Count lines holding the string "sont" in the data that follows. Reply with one number only.

Stored records
-.-.-

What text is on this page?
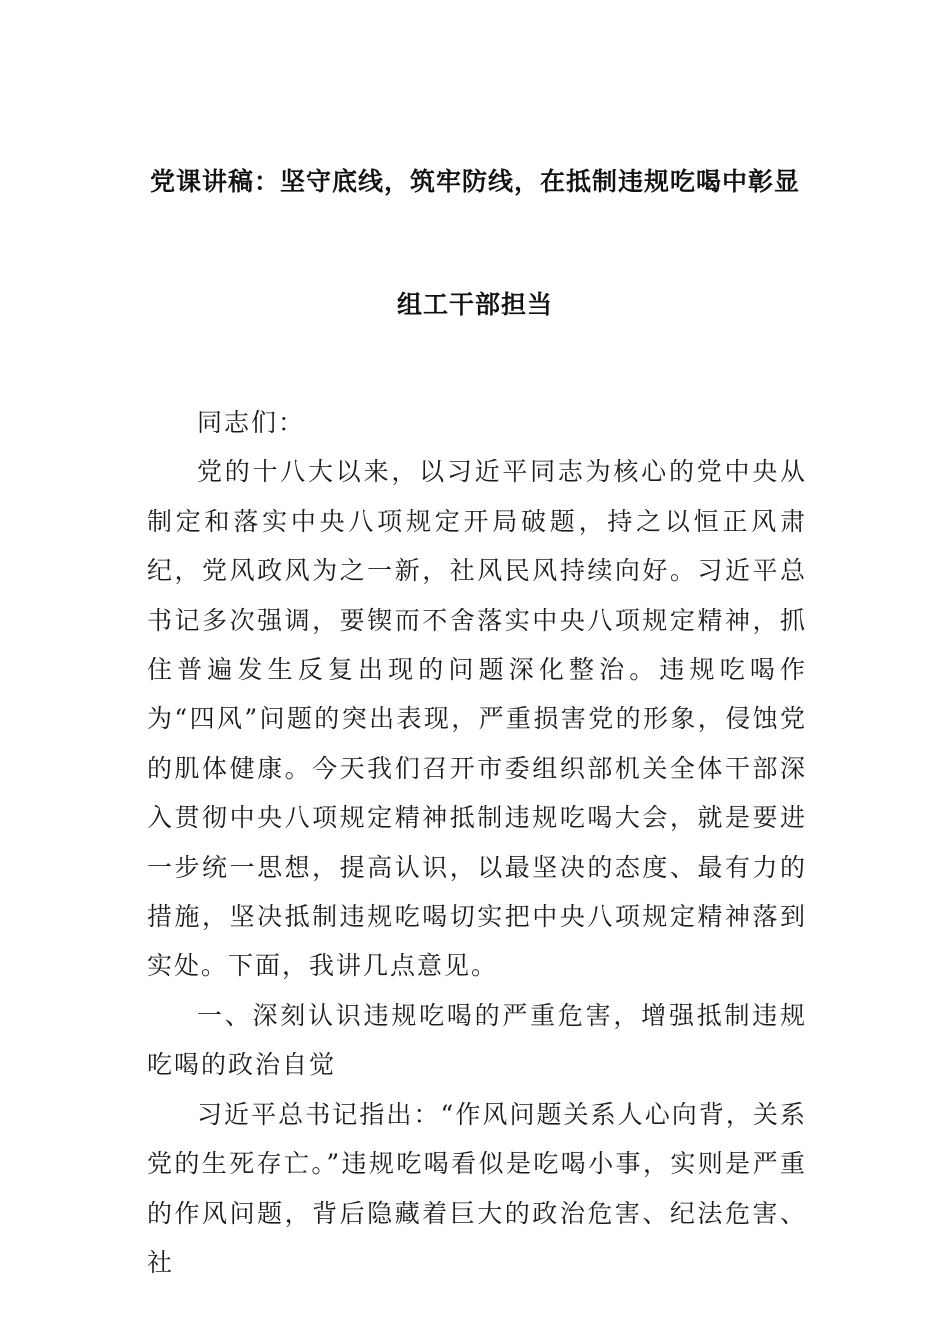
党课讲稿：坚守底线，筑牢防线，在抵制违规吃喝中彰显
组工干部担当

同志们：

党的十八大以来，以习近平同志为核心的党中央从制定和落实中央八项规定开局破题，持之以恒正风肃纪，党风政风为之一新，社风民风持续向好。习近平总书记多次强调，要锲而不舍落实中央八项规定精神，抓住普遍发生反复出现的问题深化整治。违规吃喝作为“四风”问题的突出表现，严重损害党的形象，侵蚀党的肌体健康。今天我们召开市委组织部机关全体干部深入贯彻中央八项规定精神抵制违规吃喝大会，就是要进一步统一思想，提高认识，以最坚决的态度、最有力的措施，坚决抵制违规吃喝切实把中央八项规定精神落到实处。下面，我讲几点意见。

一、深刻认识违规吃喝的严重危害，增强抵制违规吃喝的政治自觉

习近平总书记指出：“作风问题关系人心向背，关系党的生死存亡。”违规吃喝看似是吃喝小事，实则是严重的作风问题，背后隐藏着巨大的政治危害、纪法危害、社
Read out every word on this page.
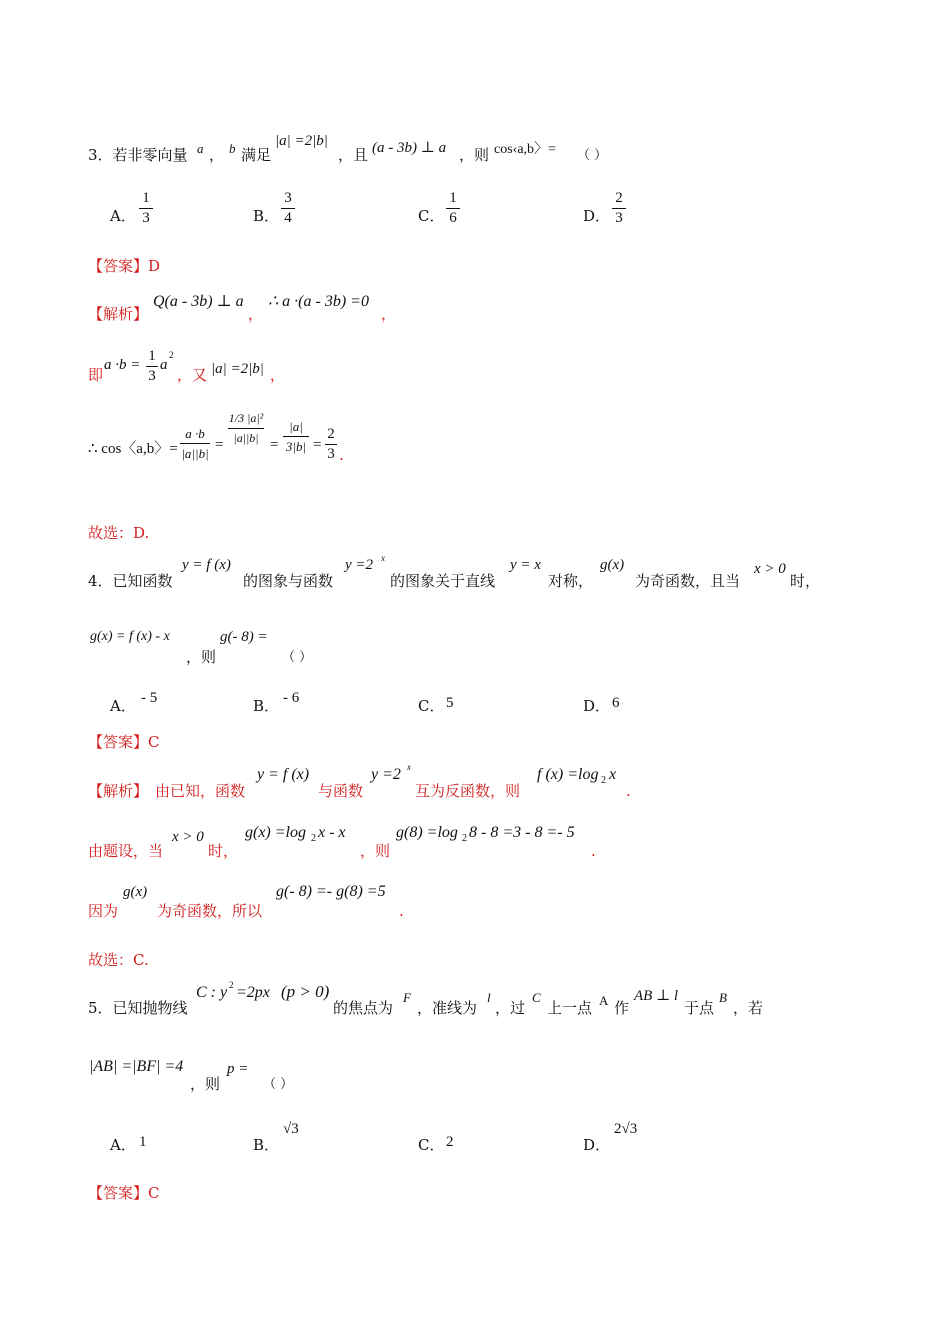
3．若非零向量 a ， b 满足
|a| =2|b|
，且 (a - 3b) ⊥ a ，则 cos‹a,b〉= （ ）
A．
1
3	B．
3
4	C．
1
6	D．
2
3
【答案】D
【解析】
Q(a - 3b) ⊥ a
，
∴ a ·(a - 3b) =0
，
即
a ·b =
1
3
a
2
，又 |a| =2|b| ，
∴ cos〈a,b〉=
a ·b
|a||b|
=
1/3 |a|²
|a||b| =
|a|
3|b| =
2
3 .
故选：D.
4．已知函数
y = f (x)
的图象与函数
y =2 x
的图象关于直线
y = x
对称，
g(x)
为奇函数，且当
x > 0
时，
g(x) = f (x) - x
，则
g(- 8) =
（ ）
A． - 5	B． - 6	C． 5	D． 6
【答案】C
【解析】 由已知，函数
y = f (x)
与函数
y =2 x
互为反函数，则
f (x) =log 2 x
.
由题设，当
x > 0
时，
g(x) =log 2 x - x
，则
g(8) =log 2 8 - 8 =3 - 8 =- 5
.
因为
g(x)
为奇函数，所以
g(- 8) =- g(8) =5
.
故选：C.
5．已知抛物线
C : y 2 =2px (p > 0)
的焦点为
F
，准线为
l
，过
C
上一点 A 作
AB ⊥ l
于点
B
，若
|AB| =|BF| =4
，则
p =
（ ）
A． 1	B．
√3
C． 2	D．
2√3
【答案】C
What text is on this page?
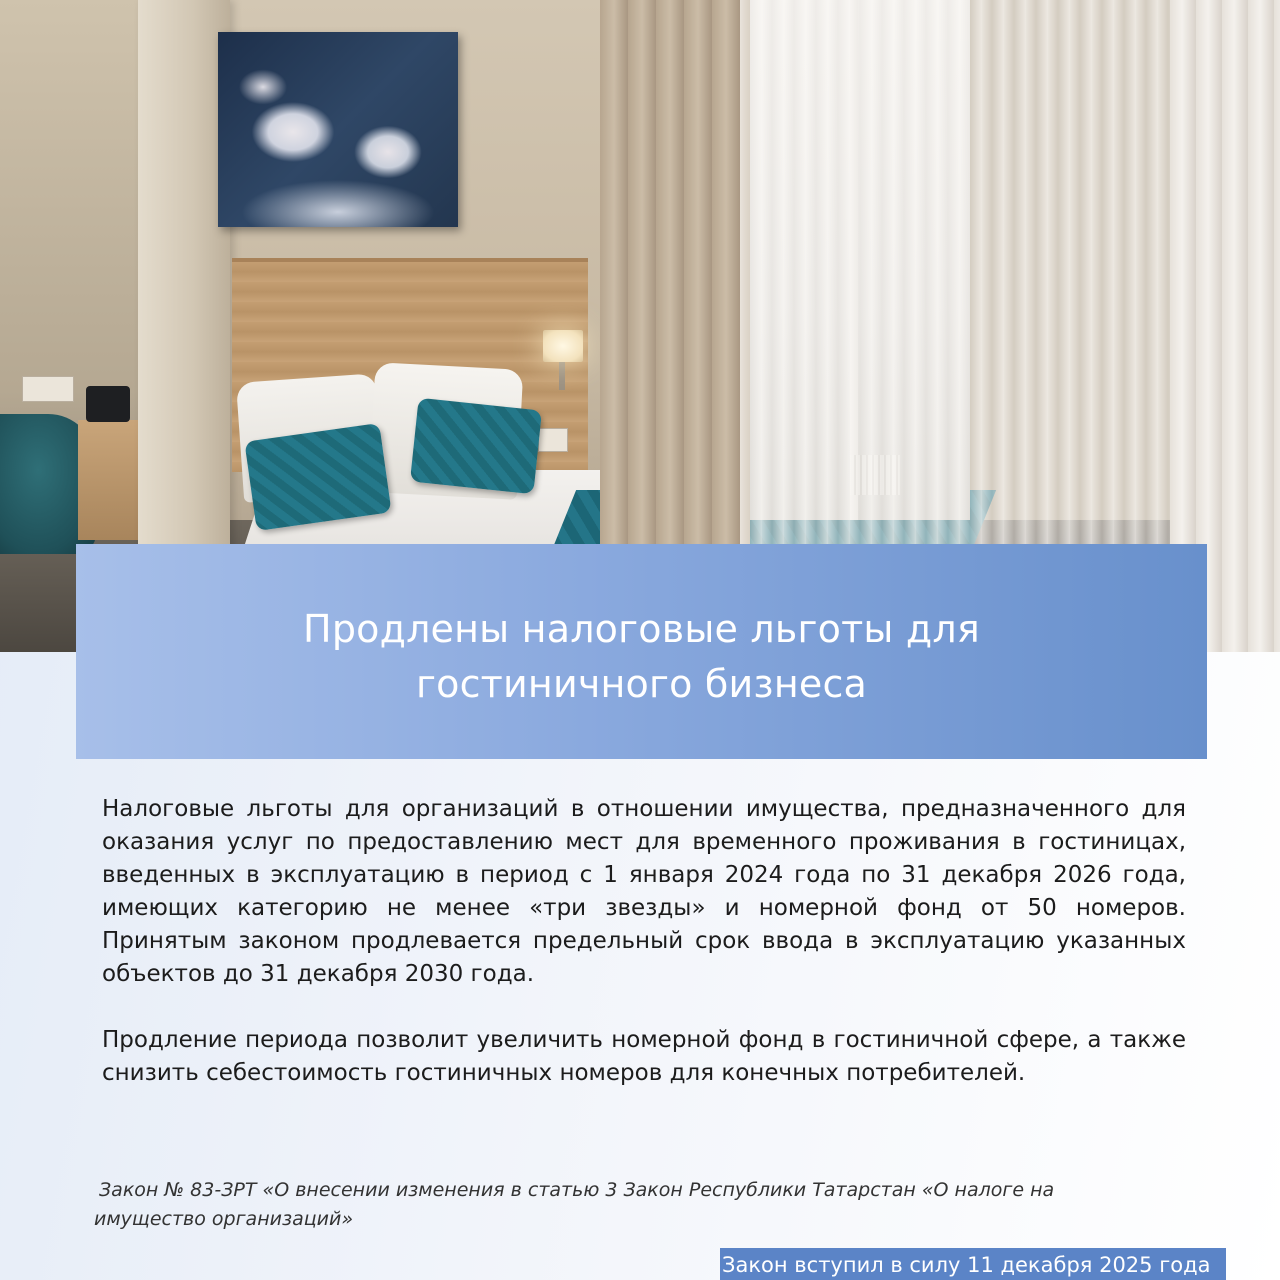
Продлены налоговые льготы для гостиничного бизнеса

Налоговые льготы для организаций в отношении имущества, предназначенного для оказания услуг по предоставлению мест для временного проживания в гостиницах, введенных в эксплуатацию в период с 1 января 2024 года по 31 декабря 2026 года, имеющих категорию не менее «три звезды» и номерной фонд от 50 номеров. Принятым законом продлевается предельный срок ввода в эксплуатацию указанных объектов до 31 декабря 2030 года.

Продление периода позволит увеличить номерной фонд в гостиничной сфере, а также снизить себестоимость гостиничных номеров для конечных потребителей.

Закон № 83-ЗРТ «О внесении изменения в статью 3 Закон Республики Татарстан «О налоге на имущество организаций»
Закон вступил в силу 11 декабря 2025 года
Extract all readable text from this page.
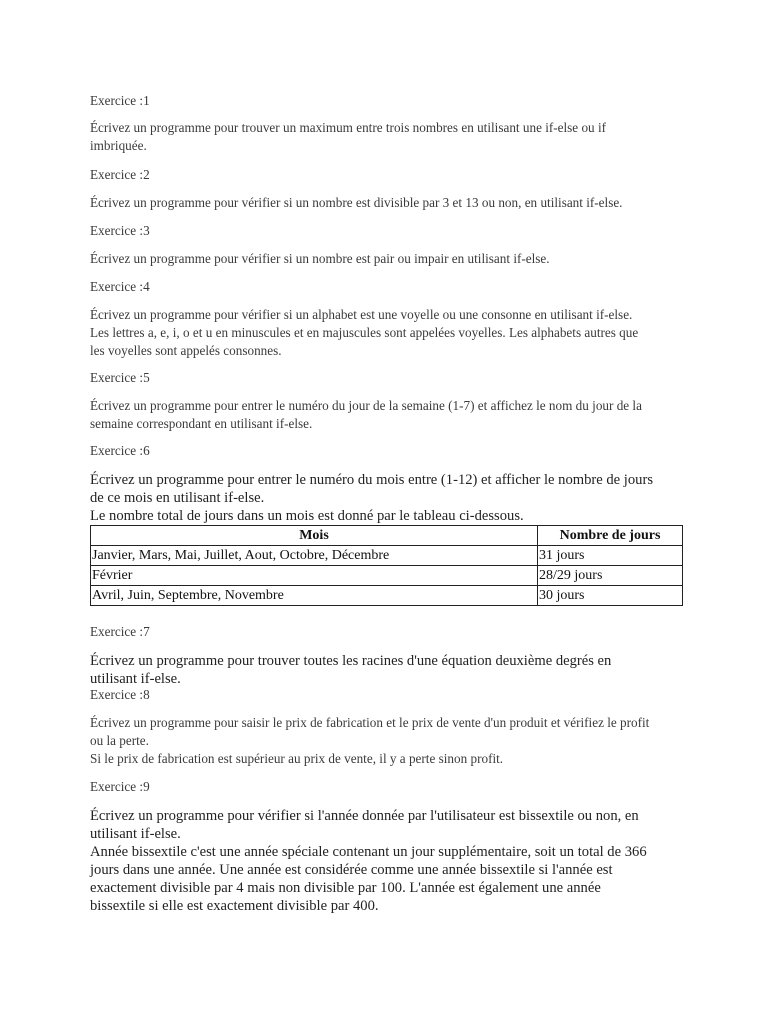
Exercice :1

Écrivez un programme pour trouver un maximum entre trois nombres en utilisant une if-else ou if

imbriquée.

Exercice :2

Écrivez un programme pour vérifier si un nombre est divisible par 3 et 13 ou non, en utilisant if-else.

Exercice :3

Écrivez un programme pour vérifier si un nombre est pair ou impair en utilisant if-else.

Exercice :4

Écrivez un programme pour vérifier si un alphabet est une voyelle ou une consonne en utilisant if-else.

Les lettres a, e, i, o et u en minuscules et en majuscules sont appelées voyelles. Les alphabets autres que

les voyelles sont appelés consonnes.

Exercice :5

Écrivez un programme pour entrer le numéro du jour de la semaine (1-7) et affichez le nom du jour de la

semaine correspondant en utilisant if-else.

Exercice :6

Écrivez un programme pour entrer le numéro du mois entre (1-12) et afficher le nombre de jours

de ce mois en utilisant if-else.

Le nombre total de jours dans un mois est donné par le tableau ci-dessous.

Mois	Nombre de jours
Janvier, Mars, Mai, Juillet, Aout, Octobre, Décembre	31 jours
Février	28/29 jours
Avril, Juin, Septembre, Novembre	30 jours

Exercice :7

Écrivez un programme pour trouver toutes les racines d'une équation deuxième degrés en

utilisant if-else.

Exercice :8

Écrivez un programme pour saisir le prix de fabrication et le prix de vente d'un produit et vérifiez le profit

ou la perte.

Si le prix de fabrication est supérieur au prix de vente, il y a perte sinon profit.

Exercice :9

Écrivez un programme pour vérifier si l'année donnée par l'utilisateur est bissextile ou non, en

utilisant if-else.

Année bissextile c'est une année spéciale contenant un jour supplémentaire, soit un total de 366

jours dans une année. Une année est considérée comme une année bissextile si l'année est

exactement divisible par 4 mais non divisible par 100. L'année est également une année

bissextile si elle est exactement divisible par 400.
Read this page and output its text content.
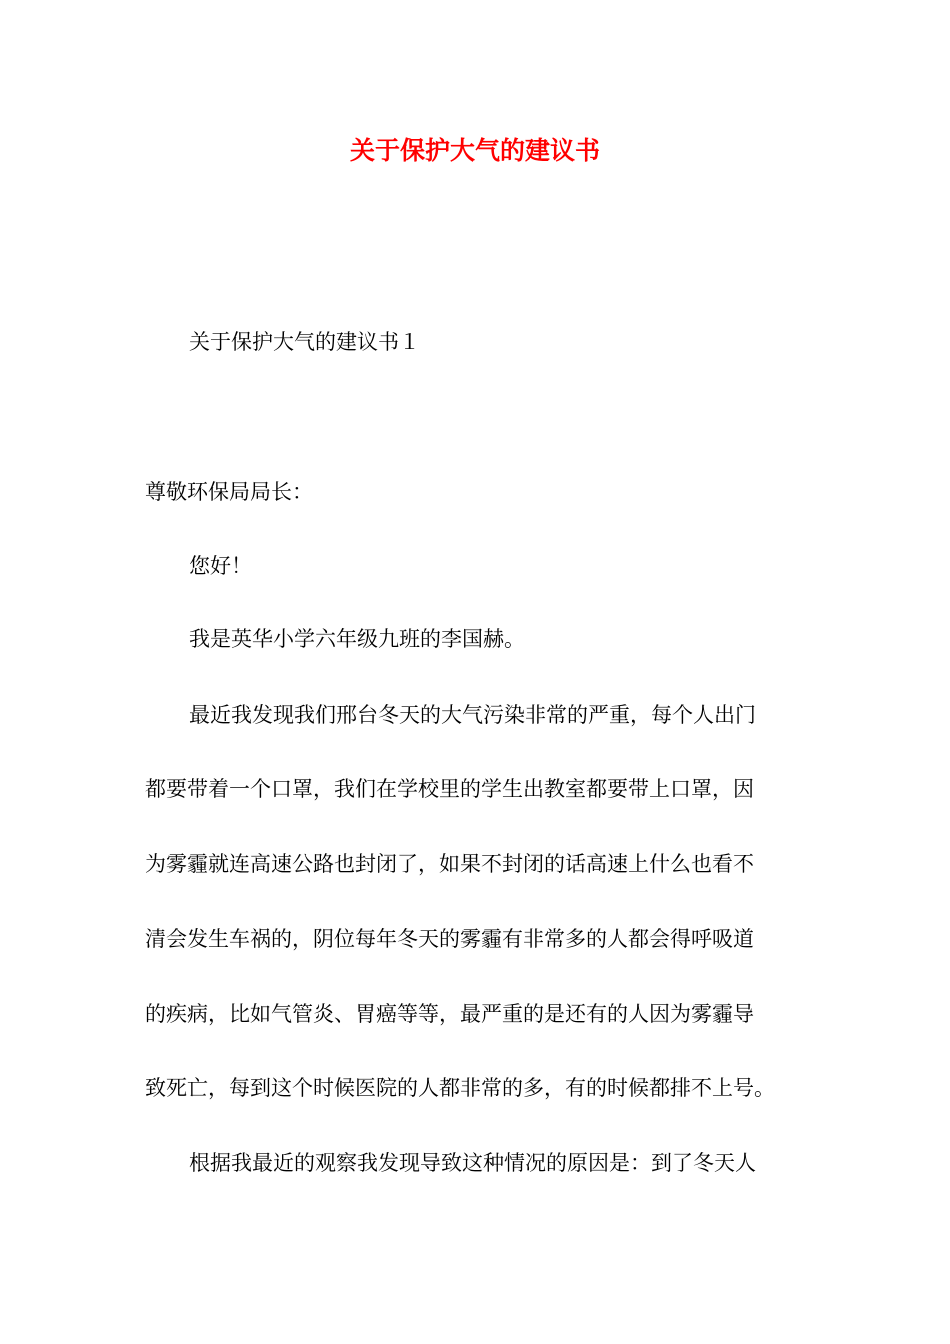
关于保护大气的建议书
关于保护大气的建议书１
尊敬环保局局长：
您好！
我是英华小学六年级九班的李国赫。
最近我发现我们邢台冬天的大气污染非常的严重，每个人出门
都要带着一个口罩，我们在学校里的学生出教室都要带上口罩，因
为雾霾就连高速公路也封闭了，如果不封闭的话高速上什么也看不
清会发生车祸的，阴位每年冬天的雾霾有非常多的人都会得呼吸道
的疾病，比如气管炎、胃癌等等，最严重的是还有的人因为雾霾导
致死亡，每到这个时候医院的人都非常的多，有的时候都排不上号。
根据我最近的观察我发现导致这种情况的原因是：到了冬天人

-.-.-

**OUTPUT OF THE TASK:** 2